**Records shown**:
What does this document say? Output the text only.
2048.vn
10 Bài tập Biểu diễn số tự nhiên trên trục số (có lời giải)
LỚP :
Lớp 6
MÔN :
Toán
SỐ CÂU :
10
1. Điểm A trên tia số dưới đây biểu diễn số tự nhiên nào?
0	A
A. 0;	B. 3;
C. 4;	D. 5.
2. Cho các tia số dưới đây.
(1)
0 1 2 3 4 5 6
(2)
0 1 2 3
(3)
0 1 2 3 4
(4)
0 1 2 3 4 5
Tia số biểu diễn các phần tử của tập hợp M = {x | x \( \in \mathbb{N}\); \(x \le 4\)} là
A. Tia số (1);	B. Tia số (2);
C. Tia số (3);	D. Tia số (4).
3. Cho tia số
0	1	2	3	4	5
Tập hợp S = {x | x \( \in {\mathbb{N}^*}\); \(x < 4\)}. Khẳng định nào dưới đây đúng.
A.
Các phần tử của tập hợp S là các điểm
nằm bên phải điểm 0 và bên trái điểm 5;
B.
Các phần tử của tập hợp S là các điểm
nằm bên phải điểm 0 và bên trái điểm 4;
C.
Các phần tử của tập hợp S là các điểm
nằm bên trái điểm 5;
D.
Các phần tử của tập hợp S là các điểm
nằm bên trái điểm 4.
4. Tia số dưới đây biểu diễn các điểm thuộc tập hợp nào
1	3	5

**To be done**:
Reproduce each line from the records that contains the word "trên".

**Solution to the problem**:
10 Bài tập Biểu diễn số tự nhiên trên trục số (có lời giải)
1. Điểm A trên tia số dưới đây biểu diễn số tự nhiên nào?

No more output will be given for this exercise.